(Collected data)
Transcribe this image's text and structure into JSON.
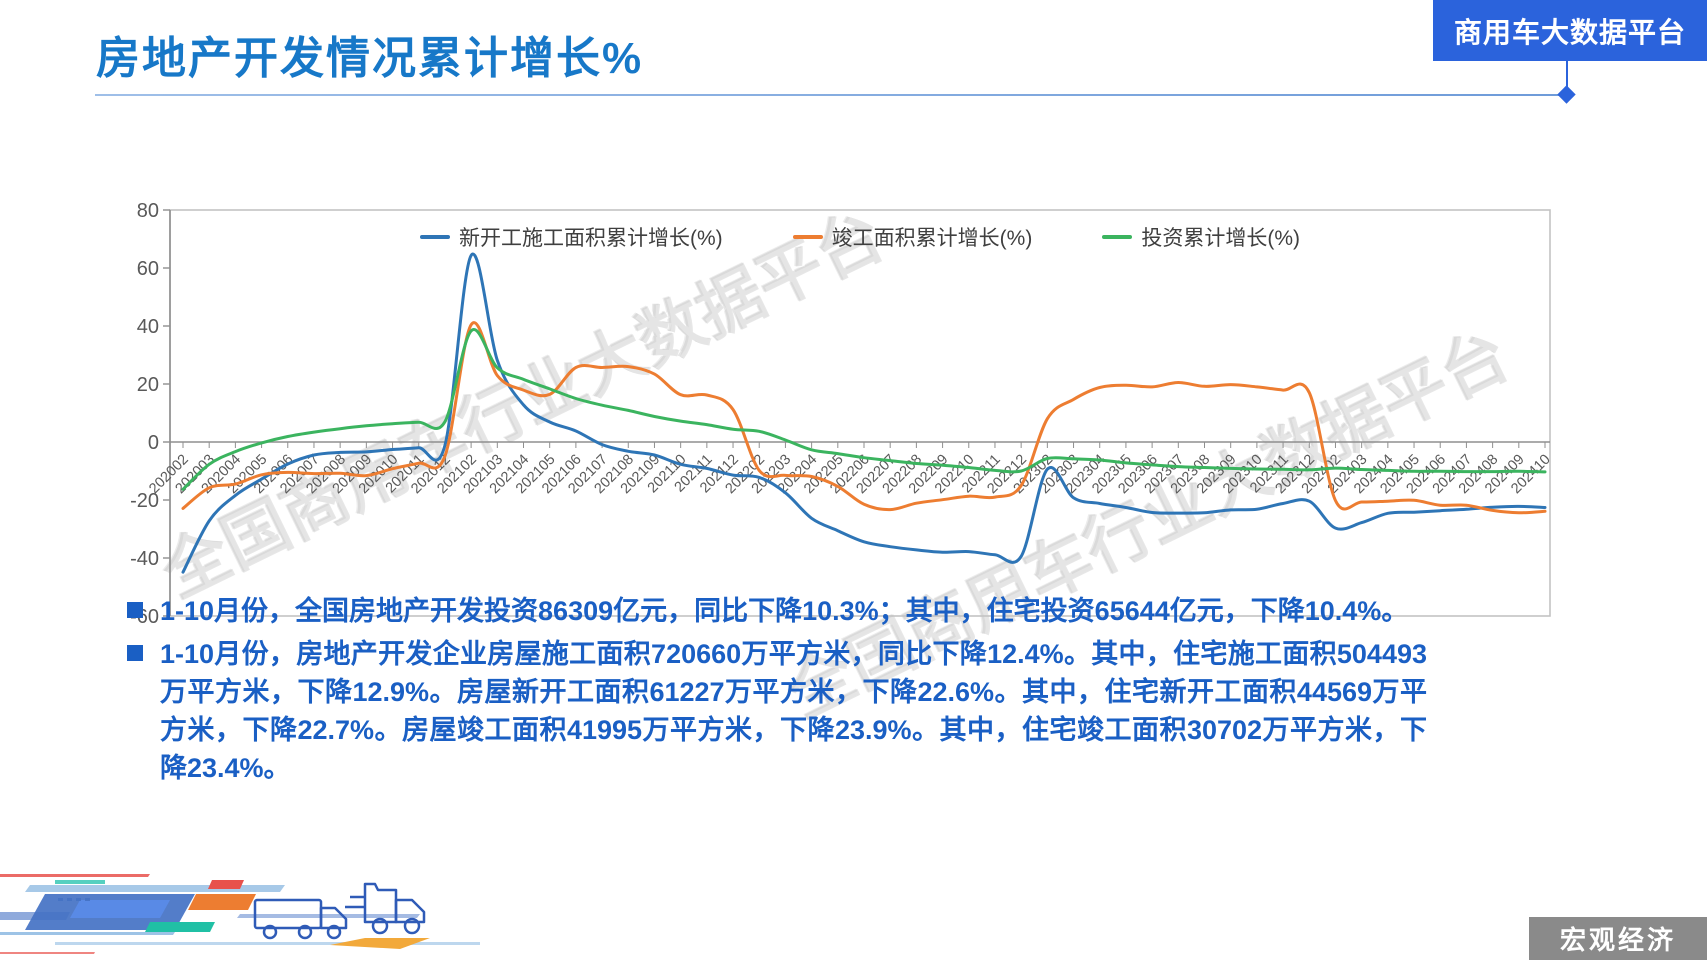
{
  "header": {
    "title": "房地产开发情况累计增长%",
    "badge": "商用车大数据平台"
  },
  "watermark": "全国商用车行业大数据平台",
  "colors": {
    "title_blue": "#1778C8",
    "badge_blue": "#2B63DC",
    "bullet_blue": "#1A5FC4",
    "axis_gray": "#8F8F8F",
    "tag_gray": "#8A8A8A"
  },
  "chart_data": {
    "type": "line",
    "title": "",
    "xlabel": "",
    "ylabel": "",
    "ylim": [
      -60,
      80
    ],
    "yticks": [
      80,
      60,
      40,
      20,
      0,
      -20,
      -40,
      -60
    ],
    "grid": false,
    "legend_position": "top-center",
    "categories": [
      "202002",
      "202003",
      "202004",
      "202005",
      "202006",
      "202007",
      "202008",
      "202009",
      "202010",
      "202011",
      "202012",
      "202102",
      "202103",
      "202104",
      "202105",
      "202106",
      "202107",
      "202108",
      "202109",
      "202110",
      "202111",
      "202112",
      "202202",
      "202203",
      "202204",
      "202205",
      "202206",
      "202207",
      "202208",
      "202209",
      "202210",
      "202211",
      "202212",
      "202302",
      "202303",
      "202304",
      "202305",
      "202306",
      "202307",
      "202308",
      "202309",
      "202310",
      "202311",
      "202312",
      "202402",
      "202403",
      "202404",
      "202405",
      "202406",
      "202407",
      "202408",
      "202409",
      "202410"
    ],
    "series": [
      {
        "name": "新开工施工面积累计增长(%)",
        "color": "#2E75B6",
        "values": [
          -44.9,
          -27.2,
          -18.4,
          -12.8,
          -7.6,
          -4.5,
          -3.6,
          -3.4,
          -2.6,
          -2.0,
          -1.2,
          64.3,
          28.2,
          12.8,
          6.9,
          3.8,
          -0.9,
          -3.2,
          -4.5,
          -7.7,
          -9.1,
          -11.4,
          -12.2,
          -17.5,
          -26.3,
          -30.6,
          -34.4,
          -36.1,
          -37.2,
          -38.0,
          -37.8,
          -38.9,
          -39.4,
          -9.4,
          -19.2,
          -21.2,
          -22.6,
          -24.3,
          -24.5,
          -24.4,
          -23.4,
          -23.2,
          -21.2,
          -20.4,
          -29.7,
          -27.8,
          -24.6,
          -24.2,
          -23.7,
          -23.2,
          -22.5,
          -22.2,
          -22.6
        ]
      },
      {
        "name": "竣工面积累计增长(%)",
        "color": "#ED7D31",
        "values": [
          -22.9,
          -15.8,
          -14.5,
          -11.3,
          -10.5,
          -10.9,
          -10.8,
          -11.6,
          -9.2,
          -7.3,
          -4.9,
          40.4,
          22.9,
          17.9,
          16.4,
          25.7,
          25.7,
          26.0,
          23.4,
          16.3,
          16.2,
          11.2,
          -9.8,
          -11.5,
          -11.9,
          -15.3,
          -21.5,
          -23.3,
          -21.1,
          -19.9,
          -18.7,
          -19.0,
          -15.0,
          8.0,
          14.7,
          18.8,
          19.6,
          19.0,
          20.5,
          19.2,
          19.8,
          19.0,
          17.9,
          17.0,
          -20.2,
          -20.7,
          -20.4,
          -20.1,
          -21.8,
          -21.8,
          -23.6,
          -24.4,
          -23.9
        ]
      },
      {
        "name": "投资累计增长(%)",
        "color": "#3BB45F",
        "values": [
          -16.3,
          -7.7,
          -3.3,
          -0.3,
          1.9,
          3.4,
          4.6,
          5.6,
          6.3,
          6.8,
          7.0,
          38.3,
          25.6,
          21.6,
          18.3,
          15.0,
          12.7,
          10.9,
          8.8,
          7.2,
          6.0,
          4.4,
          3.7,
          0.7,
          -2.7,
          -4.0,
          -5.4,
          -6.4,
          -7.4,
          -8.0,
          -8.8,
          -9.8,
          -10.0,
          -5.7,
          -5.8,
          -6.2,
          -7.2,
          -7.9,
          -8.5,
          -8.8,
          -9.1,
          -9.3,
          -9.4,
          -9.6,
          -9.0,
          -9.5,
          -9.8,
          -10.1,
          -10.1,
          -10.2,
          -10.2,
          -10.1,
          -10.3
        ]
      }
    ]
  },
  "bullets": [
    "1-10月份，全国房地产开发投资86309亿元，同比下降10.3%；其中，住宅投资65644亿元，下降10.4%。",
    "1-10月份，房地产开发企业房屋施工面积720660万平方米，同比下降12.4%。其中，住宅施工面积504493万平方米，下降12.9%。房屋新开工面积61227万平方米，下降22.6%。其中，住宅新开工面积44569万平方米，下降22.7%。房屋竣工面积41995万平方米，下降23.9%。其中，住宅竣工面积30702万平方米，下降23.4%。"
  ],
  "footer": {
    "tag": "宏观经济"
  }
}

WORK TO BE COMPLETED: Copy every line of the data word for word, omitting the images.

OUTPUT FOR THIS EXERCISE:
Transcribe this image's text and structure into JSON.
{
  "header": {
    "title": "房地产开发情况累计增长%",
    "badge": "商用车大数据平台"
  },
  "watermark": "全国商用车行业大数据平台",
  "colors": {
    "title_blue": "#1778C8",
    "badge_blue": "#2B63DC",
    "bullet_blue": "#1A5FC4",
    "axis_gray": "#8F8F8F",
    "tag_gray": "#8A8A8A"
  },
  "chart_data": {
    "type": "line",
    "title": "",
    "xlabel": "",
    "ylabel": "",
    "ylim": [
      -60,
      80
    ],
    "yticks": [
      80,
      60,
      40,
      20,
      0,
      -20,
      -40,
      -60
    ],
    "grid": false,
    "legend_position": "top-center",
    "categories": [
      "202002",
      "202003",
      "202004",
      "202005",
      "202006",
      "202007",
      "202008",
      "202009",
      "202010",
      "202011",
      "202012",
      "202102",
      "202103",
      "202104",
      "202105",
      "202106",
      "202107",
      "202108",
      "202109",
      "202110",
      "202111",
      "202112",
      "202202",
      "202203",
      "202204",
      "202205",
      "202206",
      "202207",
      "202208",
      "202209",
      "202210",
      "202211",
      "202212",
      "202302",
      "202303",
      "202304",
      "202305",
      "202306",
      "202307",
      "202308",
      "202309",
      "202310",
      "202311",
      "202312",
      "202402",
      "202403",
      "202404",
      "202405",
      "202406",
      "202407",
      "202408",
      "202409",
      "202410"
    ],
    "series": [
      {
        "name": "新开工施工面积累计增长(%)",
        "color": "#2E75B6",
        "values": [
          -44.9,
          -27.2,
          -18.4,
          -12.8,
          -7.6,
          -4.5,
          -3.6,
          -3.4,
          -2.6,
          -2.0,
          -1.2,
          64.3,
          28.2,
          12.8,
          6.9,
          3.8,
          -0.9,
          -3.2,
          -4.5,
          -7.7,
          -9.1,
          -11.4,
          -12.2,
          -17.5,
          -26.3,
          -30.6,
          -34.4,
          -36.1,
          -37.2,
          -38.0,
          -37.8,
          -38.9,
          -39.4,
          -9.4,
          -19.2,
          -21.2,
          -22.6,
          -24.3,
          -24.5,
          -24.4,
          -23.4,
          -23.2,
          -21.2,
          -20.4,
          -29.7,
          -27.8,
          -24.6,
          -24.2,
          -23.7,
          -23.2,
          -22.5,
          -22.2,
          -22.6
        ]
      },
      {
        "name": "竣工面积累计增长(%)",
        "color": "#ED7D31",
        "values": [
          -22.9,
          -15.8,
          -14.5,
          -11.3,
          -10.5,
          -10.9,
          -10.8,
          -11.6,
          -9.2,
          -7.3,
          -4.9,
          40.4,
          22.9,
          17.9,
          16.4,
          25.7,
          25.7,
          26.0,
          23.4,
          16.3,
          16.2,
          11.2,
          -9.8,
          -11.5,
          -11.9,
          -15.3,
          -21.5,
          -23.3,
          -21.1,
          -19.9,
          -18.7,
          -19.0,
          -15.0,
          8.0,
          14.7,
          18.8,
          19.6,
          19.0,
          20.5,
          19.2,
          19.8,
          19.0,
          17.9,
          17.0,
          -20.2,
          -20.7,
          -20.4,
          -20.1,
          -21.8,
          -21.8,
          -23.6,
          -24.4,
          -23.9
        ]
      },
      {
        "name": "投资累计增长(%)",
        "color": "#3BB45F",
        "values": [
          -16.3,
          -7.7,
          -3.3,
          -0.3,
          1.9,
          3.4,
          4.6,
          5.6,
          6.3,
          6.8,
          7.0,
          38.3,
          25.6,
          21.6,
          18.3,
          15.0,
          12.7,
          10.9,
          8.8,
          7.2,
          6.0,
          4.4,
          3.7,
          0.7,
          -2.7,
          -4.0,
          -5.4,
          -6.4,
          -7.4,
          -8.0,
          -8.8,
          -9.8,
          -10.0,
          -5.7,
          -5.8,
          -6.2,
          -7.2,
          -7.9,
          -8.5,
          -8.8,
          -9.1,
          -9.3,
          -9.4,
          -9.6,
          -9.0,
          -9.5,
          -9.8,
          -10.1,
          -10.1,
          -10.2,
          -10.2,
          -10.1,
          -10.3
        ]
      }
    ]
  },
  "bullets": [
    "1-10月份，全国房地产开发投资86309亿元，同比下降10.3%；其中，住宅投资65644亿元，下降10.4%。",
    "1-10月份，房地产开发企业房屋施工面积720660万平方米，同比下降12.4%。其中，住宅施工面积504493万平方米，下降12.9%。房屋新开工面积61227万平方米，下降22.6%。其中，住宅新开工面积44569万平方米，下降22.7%。房屋竣工面积41995万平方米，下降23.9%。其中，住宅竣工面积30702万平方米，下降23.4%。"
  ],
  "footer": {
    "tag": "宏观经济"
  }
}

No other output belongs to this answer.